• Passage shown:
Nano Tensorflow API#

bigdl.nano.tf.keras#

class bigdl.nano.tf.keras.Model(*args, **kwargs)[source]#

A wrapper class for tf.keras.Model adding more functions for BigDL-Nano.

fit(x=None, y=None, batch_size=None, epochs=1, verbose='auto', callbacks=None, validation_split=0.0, validation_data=None, shuffle=True, class_weight=None, sample_weight=None, initial_epoch=0, steps_per_epoch=None, validation_steps=None, validation_batch_size=None, validation_freq=1, max_queue_size=10, workers=1, use_multiprocessing=False, num_processes=None, backend='multiprocessing')#

Override tf.keras.Model.fit to add more parameters.

All arguments that already exists in tf.keras.Model.fit has the same sementics with tf.keras.Model.fit.

Additional parameters: :param num_processes: when num_processes is not None, it specifies how many sub-processes

to launch to run pseudo-distributed training; when num_processes is None, training will run in the current process.

Parameters

backend – when num_processes is not None, it specifies which backend to use when launching sub-processes to run psedu-distributed training; when num_processes is None, this parameter takes no effect.

Dataset items
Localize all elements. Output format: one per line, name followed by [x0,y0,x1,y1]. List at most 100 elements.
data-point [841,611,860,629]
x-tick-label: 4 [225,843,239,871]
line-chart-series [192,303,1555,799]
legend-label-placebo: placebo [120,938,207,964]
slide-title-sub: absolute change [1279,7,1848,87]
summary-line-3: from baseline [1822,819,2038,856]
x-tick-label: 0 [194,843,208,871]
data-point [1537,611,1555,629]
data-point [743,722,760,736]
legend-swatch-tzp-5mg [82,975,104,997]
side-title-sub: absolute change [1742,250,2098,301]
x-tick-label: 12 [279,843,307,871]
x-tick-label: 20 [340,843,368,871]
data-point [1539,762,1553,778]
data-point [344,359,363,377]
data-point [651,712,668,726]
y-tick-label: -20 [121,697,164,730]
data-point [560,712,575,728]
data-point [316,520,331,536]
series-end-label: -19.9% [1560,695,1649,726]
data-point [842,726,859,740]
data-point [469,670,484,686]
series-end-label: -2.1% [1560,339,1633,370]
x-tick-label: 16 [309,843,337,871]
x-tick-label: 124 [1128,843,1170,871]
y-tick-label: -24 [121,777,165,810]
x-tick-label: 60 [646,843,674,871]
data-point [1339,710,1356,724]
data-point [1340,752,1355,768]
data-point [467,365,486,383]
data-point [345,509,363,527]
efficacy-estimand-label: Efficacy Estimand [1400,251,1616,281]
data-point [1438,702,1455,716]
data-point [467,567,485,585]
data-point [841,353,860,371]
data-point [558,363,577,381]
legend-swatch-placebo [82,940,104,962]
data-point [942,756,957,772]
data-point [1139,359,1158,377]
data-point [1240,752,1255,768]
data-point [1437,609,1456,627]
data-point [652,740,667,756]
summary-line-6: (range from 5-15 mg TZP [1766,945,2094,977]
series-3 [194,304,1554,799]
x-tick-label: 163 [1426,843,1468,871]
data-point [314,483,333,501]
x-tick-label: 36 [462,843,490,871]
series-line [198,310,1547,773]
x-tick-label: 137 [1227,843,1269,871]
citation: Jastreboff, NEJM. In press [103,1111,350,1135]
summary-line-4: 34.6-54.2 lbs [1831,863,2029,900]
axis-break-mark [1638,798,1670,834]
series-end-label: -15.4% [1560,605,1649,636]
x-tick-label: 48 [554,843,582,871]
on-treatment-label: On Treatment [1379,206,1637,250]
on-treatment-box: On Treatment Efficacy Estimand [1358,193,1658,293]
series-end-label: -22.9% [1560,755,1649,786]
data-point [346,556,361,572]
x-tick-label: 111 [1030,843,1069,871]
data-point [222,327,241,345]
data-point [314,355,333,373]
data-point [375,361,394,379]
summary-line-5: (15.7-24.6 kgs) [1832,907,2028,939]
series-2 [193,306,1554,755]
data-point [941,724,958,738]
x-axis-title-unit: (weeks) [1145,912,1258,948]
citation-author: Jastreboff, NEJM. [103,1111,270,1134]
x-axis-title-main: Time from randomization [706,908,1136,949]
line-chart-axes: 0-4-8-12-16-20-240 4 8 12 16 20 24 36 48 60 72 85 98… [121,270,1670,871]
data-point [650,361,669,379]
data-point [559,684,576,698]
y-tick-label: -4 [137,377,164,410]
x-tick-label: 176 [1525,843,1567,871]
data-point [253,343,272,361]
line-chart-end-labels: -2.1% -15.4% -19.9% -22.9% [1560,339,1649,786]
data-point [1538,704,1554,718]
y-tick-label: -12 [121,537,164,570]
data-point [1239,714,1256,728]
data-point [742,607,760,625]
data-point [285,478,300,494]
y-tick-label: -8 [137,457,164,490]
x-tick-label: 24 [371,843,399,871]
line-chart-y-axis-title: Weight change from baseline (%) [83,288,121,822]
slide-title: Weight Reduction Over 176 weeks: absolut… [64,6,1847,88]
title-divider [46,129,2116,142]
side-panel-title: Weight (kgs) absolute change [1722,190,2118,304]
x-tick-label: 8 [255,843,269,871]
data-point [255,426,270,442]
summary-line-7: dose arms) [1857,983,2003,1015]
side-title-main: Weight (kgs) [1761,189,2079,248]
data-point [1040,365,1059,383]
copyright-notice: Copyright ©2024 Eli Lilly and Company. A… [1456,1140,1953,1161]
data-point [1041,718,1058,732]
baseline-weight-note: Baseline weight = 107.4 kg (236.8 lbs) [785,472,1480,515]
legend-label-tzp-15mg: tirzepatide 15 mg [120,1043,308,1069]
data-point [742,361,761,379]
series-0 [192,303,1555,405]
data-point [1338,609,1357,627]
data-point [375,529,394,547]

• Problem:
Write the next part of the Nano Tensorflow API documentation, starting right after its last sentence.

• Task output:
quantize(calib_dataset: tensorflow.python.data.ops.dataset_ops.DatasetV1, precision: str = 'int8', accelerator: Optional[str] = None, metric: Optional[tensorflow.python.keras.metrics.Metric] = None, accuracy_criterion: Optional[dict] = None, approach: str = 'static', method: Optional[str] = None, conf: Optional[str] = None, tuning_strategy: Optional[str] = None, timeout: Optional[int] = None, max_trials: Optional[int] = None, batch=None, inputs: Optional[List[str]] = None, outputs: Optional[List[str]] = None, sample_size: int = 100, onnxruntime_session_options=None, openvino_config=None)#

Post-training quantization on a keras model.

Parameters
  • calib_dataset – An unbatched tf.data.Dataset object for calibration. Required for static quantization. It’s also used as validation dataloader.

  • precision – Global precision of quantized model, supported type: ‘int8’, defaults to ‘int8’.

  • accelerator – Use accelerator ‘None’, ‘onnxruntime’, ‘openvino’, defaults to None. None means staying in tensorflow.

  • metric – A tensorflow.keras.metrics.Metric object for evaluation.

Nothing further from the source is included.